* _WORK REQUIRED_
Will you extract the entries word for word? Images should not appear in the copy.

* _Data extracted from a collection_
-- -- --

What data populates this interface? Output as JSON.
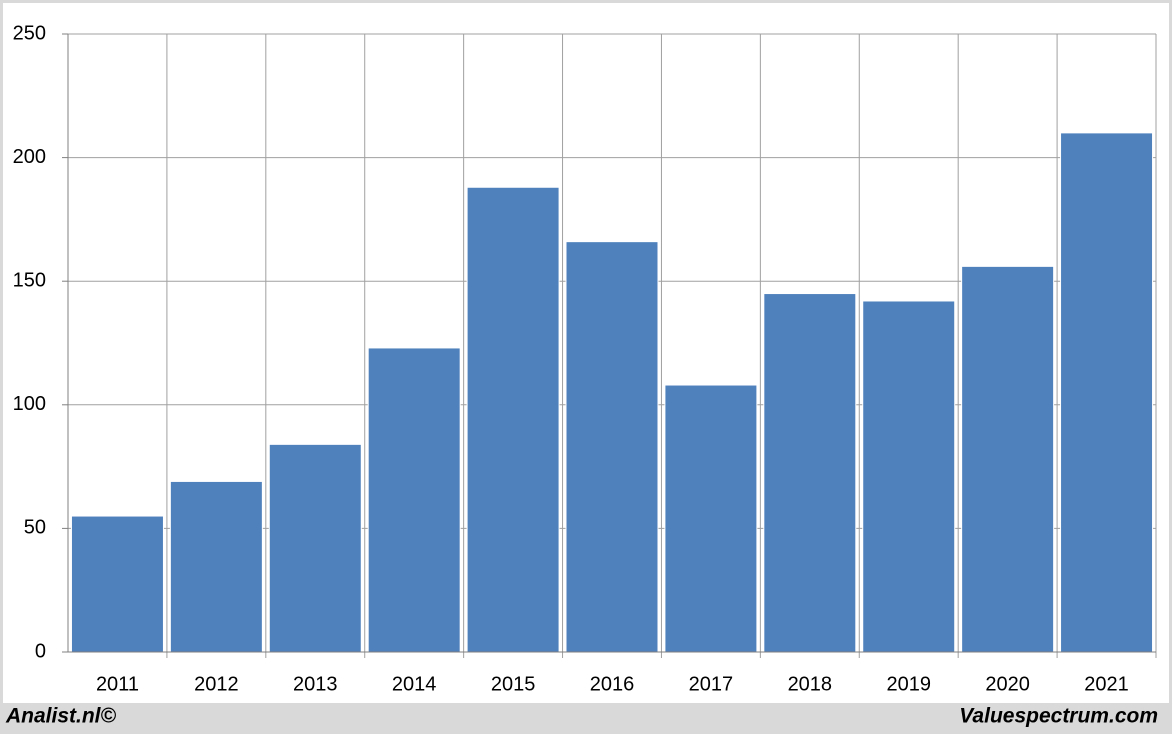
{
  "chart_data": {
    "type": "bar",
    "categories": [
      "2011",
      "2012",
      "2013",
      "2014",
      "2015",
      "2016",
      "2017",
      "2018",
      "2019",
      "2020",
      "2021"
    ],
    "values": [
      55,
      69,
      84,
      123,
      188,
      166,
      108,
      145,
      142,
      156,
      210
    ],
    "color": "#4f81bd",
    "ylim": [
      0,
      250
    ],
    "yticks": [
      0,
      50,
      100,
      150,
      200,
      250
    ],
    "grid": true,
    "annotations": [
      "Analist.nl©",
      "Valuespectrum.com"
    ]
  }
}
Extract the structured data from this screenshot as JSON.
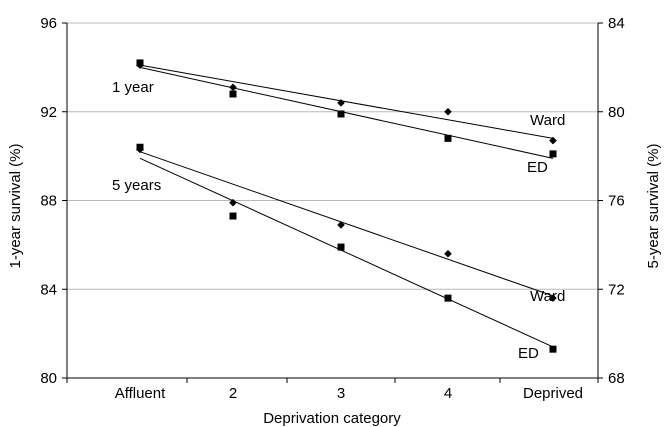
{
  "chart_data": {
    "type": "scatter",
    "categories": [
      "Affluent",
      "2",
      "3",
      "4",
      "Deprived"
    ],
    "xlabel": "Deprivation category",
    "ylabel_left": "1-year survival (%)",
    "ylabel_right": "5-year survival (%)",
    "ylim_left": [
      80,
      96
    ],
    "ylim_right": [
      68,
      84
    ],
    "yticks_left": [
      80,
      84,
      88,
      92,
      96
    ],
    "yticks_right": [
      68,
      72,
      76,
      80,
      84
    ],
    "grid": "horizontal",
    "series": [
      {
        "axis": "left",
        "group": "1 year",
        "name": "Ward",
        "marker": "diamond",
        "values": [
          94.1,
          93.1,
          92.4,
          92.0,
          90.7
        ],
        "trend": [
          94.1,
          90.8
        ]
      },
      {
        "axis": "left",
        "group": "1 year",
        "name": "ED",
        "marker": "square",
        "values": [
          94.2,
          92.8,
          91.9,
          90.8,
          90.1
        ],
        "trend": [
          94.0,
          89.9
        ]
      },
      {
        "axis": "right",
        "group": "5 years",
        "name": "Ward",
        "marker": "diamond",
        "values": [
          78.3,
          75.9,
          74.9,
          73.6,
          71.6
        ],
        "trend": [
          78.2,
          71.7
        ]
      },
      {
        "axis": "right",
        "group": "5 years",
        "name": "ED",
        "marker": "square",
        "values": [
          78.4,
          75.3,
          73.9,
          71.6,
          69.3
        ],
        "trend": [
          77.9,
          69.4
        ]
      }
    ],
    "annotations": [
      "1 year",
      "5 years",
      "Ward",
      "ED",
      "Ward",
      "ED"
    ]
  }
}
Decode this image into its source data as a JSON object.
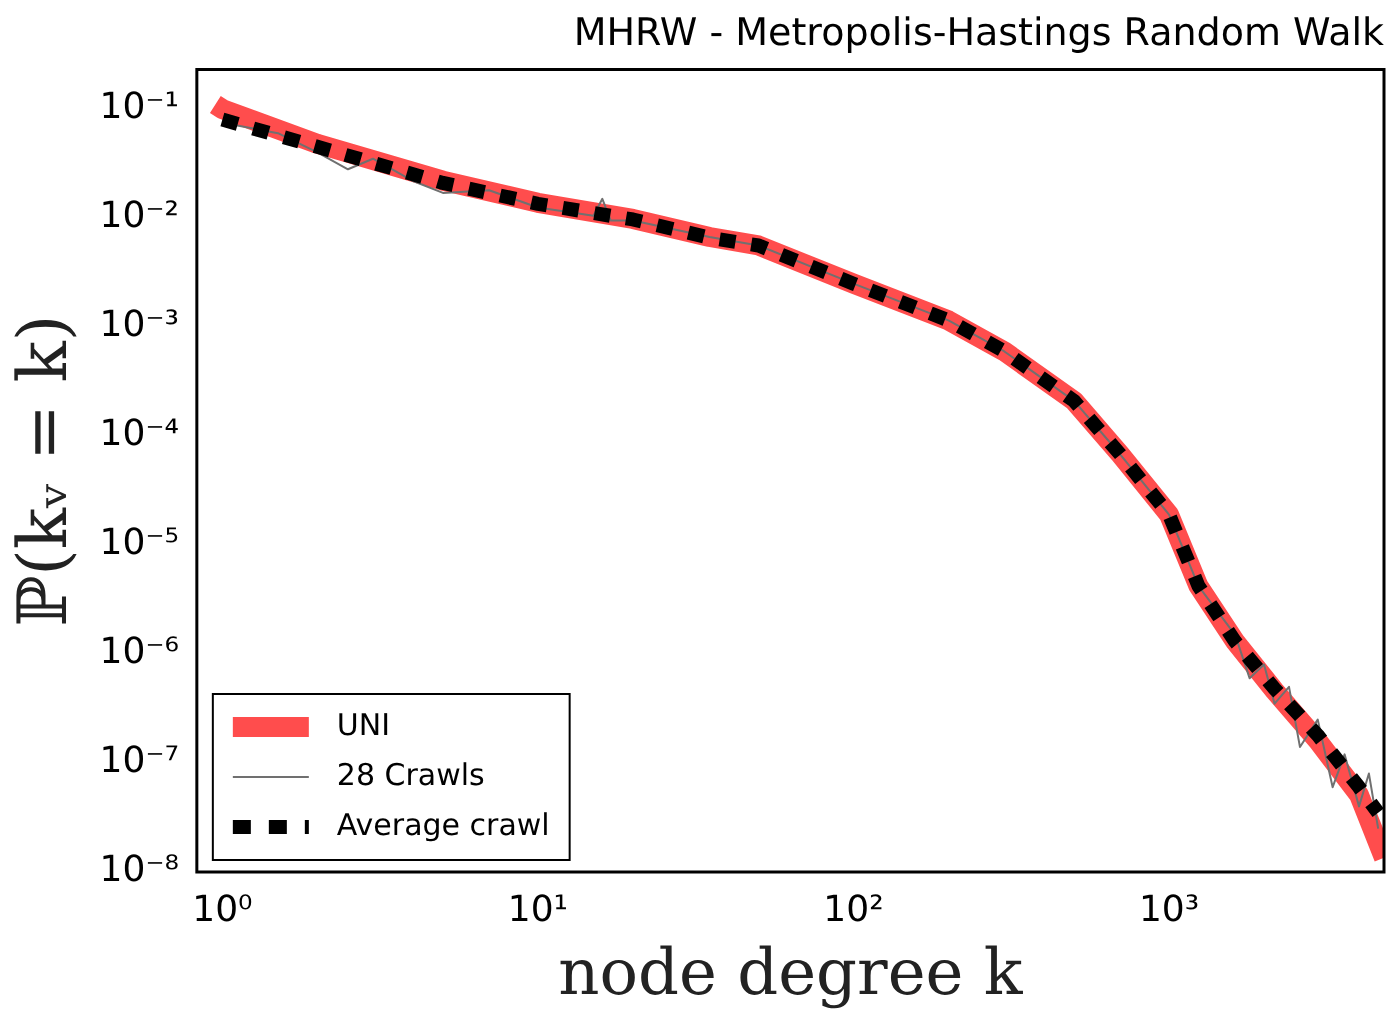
{
  "chart_data": {
    "type": "line",
    "title": "MHRW - Metropolis-Hastings Random Walk",
    "xlabel": "node degree k",
    "ylabel": "ℙ(kᵥ = k)",
    "log": "xy",
    "grid": false,
    "legend": "bottom left",
    "marker": "none",
    "xlim": [
      0.83,
      4800
    ],
    "xticks": [
      {
        "value": 1,
        "label": "10⁰"
      },
      {
        "value": 10,
        "label": "10¹"
      },
      {
        "value": 100,
        "label": "10²"
      },
      {
        "value": 1000,
        "label": "10³"
      }
    ],
    "ylim": [
      1e-08,
      0.23
    ],
    "yticks": [
      {
        "value": 1e-08,
        "label": "10⁻⁸"
      },
      {
        "value": 1e-07,
        "label": "10⁻⁷"
      },
      {
        "value": 1e-06,
        "label": "10⁻⁶"
      },
      {
        "value": 1e-05,
        "label": "10⁻⁵"
      },
      {
        "value": 0.0001,
        "label": "10⁻⁴"
      },
      {
        "value": 0.001,
        "label": "10⁻³"
      },
      {
        "value": 0.01,
        "label": "10⁻²"
      },
      {
        "value": 0.1,
        "label": "10⁻¹"
      }
    ],
    "series": [
      {
        "name": "UNI",
        "color": "#ff4d4d",
        "line_style": "solid",
        "x": [
          0.95,
          1,
          2,
          5,
          10,
          20,
          35,
          50,
          100,
          200,
          300,
          500,
          700,
          1000,
          1240,
          1620,
          2160,
          2960,
          4000,
          4800
        ],
        "values": [
          0.11,
          0.1,
          0.048,
          0.022,
          0.0138,
          0.0098,
          0.0067,
          0.0056,
          0.0025,
          0.00115,
          0.0006,
          0.00021,
          6.8e-05,
          1.9e-05,
          4.2e-06,
          1.3e-06,
          4.6e-07,
          1.6e-07,
          5.1e-08,
          1.35e-08
        ]
      },
      {
        "name": "28 Crawls",
        "color": "#707070",
        "line_style": "solid",
        "x": [
          1,
          1.5,
          2,
          2.5,
          3,
          4,
          5,
          7,
          10,
          15,
          16,
          17,
          20,
          35,
          50,
          100,
          200,
          300,
          500,
          700,
          1000,
          1240,
          1620,
          1800,
          2000,
          2160,
          2400,
          2600,
          2960,
          3300,
          3600,
          4000,
          4300,
          4600
        ],
        "values": [
          0.075,
          0.06,
          0.04,
          0.028,
          0.035,
          0.022,
          0.017,
          0.018,
          0.0125,
          0.0105,
          0.015,
          0.0095,
          0.0095,
          0.0067,
          0.0056,
          0.0025,
          0.00115,
          0.0006,
          0.00021,
          6.8e-05,
          1.9e-05,
          4.2e-06,
          1.5e-06,
          6e-07,
          8e-07,
          3.5e-07,
          5e-07,
          1.4e-07,
          2.5e-07,
          6e-08,
          1.2e-07,
          4e-08,
          8e-08,
          2.5e-08
        ]
      },
      {
        "name": "Average crawl",
        "color": "#000000",
        "line_style": "dashed",
        "x": [
          1,
          2,
          5,
          10,
          20,
          35,
          50,
          100,
          200,
          300,
          500,
          700,
          1000,
          1240,
          1620,
          2160,
          2960,
          4000,
          4600
        ],
        "values": [
          0.08,
          0.045,
          0.021,
          0.0135,
          0.0097,
          0.0066,
          0.0056,
          0.0025,
          0.00115,
          0.0006,
          0.00021,
          6.8e-05,
          1.9e-05,
          4.2e-06,
          1.3e-06,
          4.8e-07,
          1.8e-07,
          6e-08,
          3.5e-08
        ]
      }
    ]
  }
}
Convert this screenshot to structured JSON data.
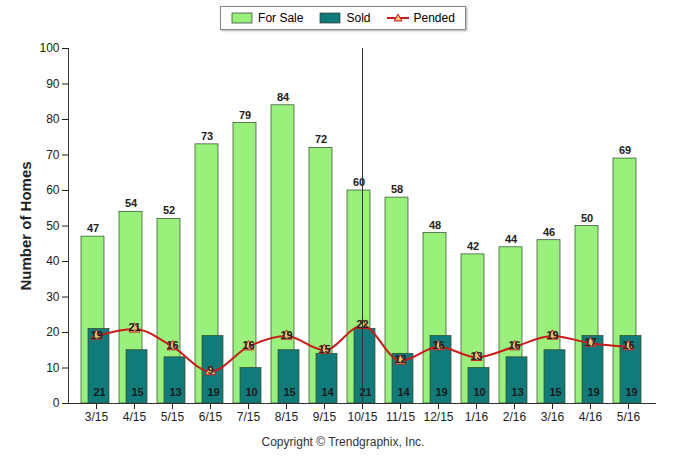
{
  "chart_data": {
    "type": "bar",
    "y_label": "Number of Homes",
    "caption": "Copyright © Trendgraphix, Inc.",
    "categories": [
      "3/15",
      "4/15",
      "5/15",
      "6/15",
      "7/15",
      "8/15",
      "9/15",
      "10/15",
      "11/15",
      "12/15",
      "1/16",
      "2/16",
      "3/16",
      "4/16",
      "5/16"
    ],
    "series": [
      {
        "name": "For Sale",
        "type": "bar",
        "color": "#99f07a",
        "values": [
          47,
          54,
          52,
          73,
          79,
          84,
          72,
          60,
          58,
          48,
          42,
          44,
          46,
          50,
          69
        ]
      },
      {
        "name": "Sold",
        "type": "bar",
        "color": "#117a7a",
        "values": [
          21,
          15,
          13,
          19,
          10,
          15,
          14,
          21,
          14,
          19,
          10,
          13,
          15,
          19,
          19
        ]
      },
      {
        "name": "Pended",
        "type": "line",
        "color": "#cc1a1a",
        "marker": "triangle",
        "values": [
          19,
          21,
          16,
          9,
          16,
          19,
          15,
          22,
          12,
          16,
          13,
          16,
          19,
          17,
          16
        ]
      }
    ],
    "ylim": [
      0,
      100
    ],
    "yticks": [
      0,
      10,
      20,
      30,
      40,
      50,
      60,
      70,
      80,
      90,
      100
    ],
    "grid": false,
    "legend": "top",
    "data_labels": true
  }
}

-- -- --

* _THE REPLY_
What data populates this interface? Output as JSON.
{
  "chart_data": {
    "type": "bar",
    "categories": [
      "2011",
      "2012",
      "2013",
      "2014",
      "2015",
      "2016",
      "2017",
      "2018",
      "2019",
      "2020",
      "2021"
    ],
    "values": [
      55,
      69,
      84,
      123,
      188,
      166,
      108,
      145,
      142,
      156,
      210
    ],
    "color": "#4f81bd",
    "ylim": [
      0,
      250
    ],
    "yticks": [
      0,
      50,
      100,
      150,
      200,
      250
    ],
    "grid": true,
    "annotations": [
      "Analist.nl©",
      "Valuespectrum.com"
    ]
  }
}
Extract the structured data from this screenshot as JSON.
{
  "chart_data": {
    "type": "scatter",
    "categories": [
      "Affluent",
      "2",
      "3",
      "4",
      "Deprived"
    ],
    "xlabel": "Deprivation category",
    "ylabel_left": "1-year survival (%)",
    "ylabel_right": "5-year survival (%)",
    "ylim_left": [
      80,
      96
    ],
    "ylim_right": [
      68,
      84
    ],
    "yticks_left": [
      80,
      84,
      88,
      92,
      96
    ],
    "yticks_right": [
      68,
      72,
      76,
      80,
      84
    ],
    "grid": "horizontal",
    "series": [
      {
        "axis": "left",
        "group": "1 year",
        "name": "Ward",
        "marker": "diamond",
        "values": [
          94.1,
          93.1,
          92.4,
          92.0,
          90.7
        ],
        "trend": [
          94.1,
          90.8
        ]
      },
      {
        "axis": "left",
        "group": "1 year",
        "name": "ED",
        "marker": "square",
        "values": [
          94.2,
          92.8,
          91.9,
          90.8,
          90.1
        ],
        "trend": [
          94.0,
          89.9
        ]
      },
      {
        "axis": "right",
        "group": "5 years",
        "name": "Ward",
        "marker": "diamond",
        "values": [
          78.3,
          75.9,
          74.9,
          73.6,
          71.6
        ],
        "trend": [
          78.2,
          71.7
        ]
      },
      {
        "axis": "right",
        "group": "5 years",
        "name": "ED",
        "marker": "square",
        "values": [
          78.4,
          75.3,
          73.9,
          71.6,
          69.3
        ],
        "trend": [
          77.9,
          69.4
        ]
      }
    ],
    "annotations": [
      "1 year",
      "5 years",
      "Ward",
      "ED",
      "Ward",
      "ED"
    ]
  }
}
Decode this image into its source data as a JSON object.
{
  "chart_data": {
    "type": "line",
    "title": "MHRW - Metropolis-Hastings Random Walk",
    "xlabel": "node degree k",
    "ylabel": "ℙ(kᵥ = k)",
    "log": "xy",
    "grid": false,
    "legend": "bottom left",
    "marker": "none",
    "xlim": [
      0.83,
      4800
    ],
    "xticks": [
      {
        "value": 1,
        "label": "10⁰"
      },
      {
        "value": 10,
        "label": "10¹"
      },
      {
        "value": 100,
        "label": "10²"
      },
      {
        "value": 1000,
        "label": "10³"
      }
    ],
    "ylim": [
      1e-08,
      0.23
    ],
    "yticks": [
      {
        "value": 1e-08,
        "label": "10⁻⁸"
      },
      {
        "value": 1e-07,
        "label": "10⁻⁷"
      },
      {
        "value": 1e-06,
        "label": "10⁻⁶"
      },
      {
        "value": 1e-05,
        "label": "10⁻⁵"
      },
      {
        "value": 0.0001,
        "label": "10⁻⁴"
      },
      {
        "value": 0.001,
        "label": "10⁻³"
      },
      {
        "value": 0.01,
        "label": "10⁻²"
      },
      {
        "value": 0.1,
        "label": "10⁻¹"
      }
    ],
    "series": [
      {
        "name": "UNI",
        "color": "#ff4d4d",
        "line_style": "solid",
        "x": [
          0.95,
          1,
          2,
          5,
          10,
          20,
          35,
          50,
          100,
          200,
          300,
          500,
          700,
          1000,
          1240,
          1620,
          2160,
          2960,
          4000,
          4800
        ],
        "values": [
          0.11,
          0.1,
          0.048,
          0.022,
          0.0138,
          0.0098,
          0.0067,
          0.0056,
          0.0025,
          0.00115,
          0.0006,
          0.00021,
          6.8e-05,
          1.9e-05,
          4.2e-06,
          1.3e-06,
          4.6e-07,
          1.6e-07,
          5.1e-08,
          1.35e-08
        ]
      },
      {
        "name": "28 Crawls",
        "color": "#707070",
        "line_style": "solid",
        "x": [
          1,
          1.5,
          2,
          2.5,
          3,
          4,
          5,
          7,
          10,
          15,
          16,
          17,
          20,
          35,
          50,
          100,
          200,
          300,
          500,
          700,
          1000,
          1240,
          1620,
          1800,
          2000,
          2160,
          2400,
          2600,
          2960,
          3300,
          3600,
          4000,
          4300,
          4600
        ],
        "values": [
          0.075,
          0.06,
          0.04,
          0.028,
          0.035,
          0.022,
          0.017,
          0.018,
          0.0125,
          0.0105,
          0.015,
          0.0095,
          0.0095,
          0.0067,
          0.0056,
          0.0025,
          0.00115,
          0.0006,
          0.00021,
          6.8e-05,
          1.9e-05,
          4.2e-06,
          1.5e-06,
          6e-07,
          8e-07,
          3.5e-07,
          5e-07,
          1.4e-07,
          2.5e-07,
          6e-08,
          1.2e-07,
          4e-08,
          8e-08,
          2.5e-08
        ]
      },
      {
        "name": "Average crawl",
        "color": "#000000",
        "line_style": "dashed",
        "x": [
          1,
          2,
          5,
          10,
          20,
          35,
          50,
          100,
          200,
          300,
          500,
          700,
          1000,
          1240,
          1620,
          2160,
          2960,
          4000,
          4600
        ],
        "values": [
          0.08,
          0.045,
          0.021,
          0.0135,
          0.0097,
          0.0066,
          0.0056,
          0.0025,
          0.00115,
          0.0006,
          0.00021,
          6.8e-05,
          1.9e-05,
          4.2e-06,
          1.3e-06,
          4.8e-07,
          1.8e-07,
          6e-08,
          3.5e-08
        ]
      }
    ]
  }
}
Convert this screenshot to structured JSON data.
{
  "chart_data": {
    "type": "bar",
    "y_label": "Number of Homes",
    "caption": "Copyright © Trendgraphix, Inc.",
    "categories": [
      "3/15",
      "4/15",
      "5/15",
      "6/15",
      "7/15",
      "8/15",
      "9/15",
      "10/15",
      "11/15",
      "12/15",
      "1/16",
      "2/16",
      "3/16",
      "4/16",
      "5/16"
    ],
    "series": [
      {
        "name": "For Sale",
        "type": "bar",
        "color": "#99f07a",
        "values": [
          47,
          54,
          52,
          73,
          79,
          84,
          72,
          60,
          58,
          48,
          42,
          44,
          46,
          50,
          69
        ]
      },
      {
        "name": "Sold",
        "type": "bar",
        "color": "#117a7a",
        "values": [
          21,
          15,
          13,
          19,
          10,
          15,
          14,
          21,
          14,
          19,
          10,
          13,
          15,
          19,
          19
        ]
      },
      {
        "name": "Pended",
        "type": "line",
        "color": "#cc1a1a",
        "marker": "triangle",
        "values": [
          19,
          21,
          16,
          9,
          16,
          19,
          15,
          22,
          12,
          16,
          13,
          16,
          19,
          17,
          16
        ]
      }
    ],
    "ylim": [
      0,
      100
    ],
    "yticks": [
      0,
      10,
      20,
      30,
      40,
      50,
      60,
      70,
      80,
      90,
      100
    ],
    "grid": false,
    "legend": "top",
    "data_labels": true
  }
}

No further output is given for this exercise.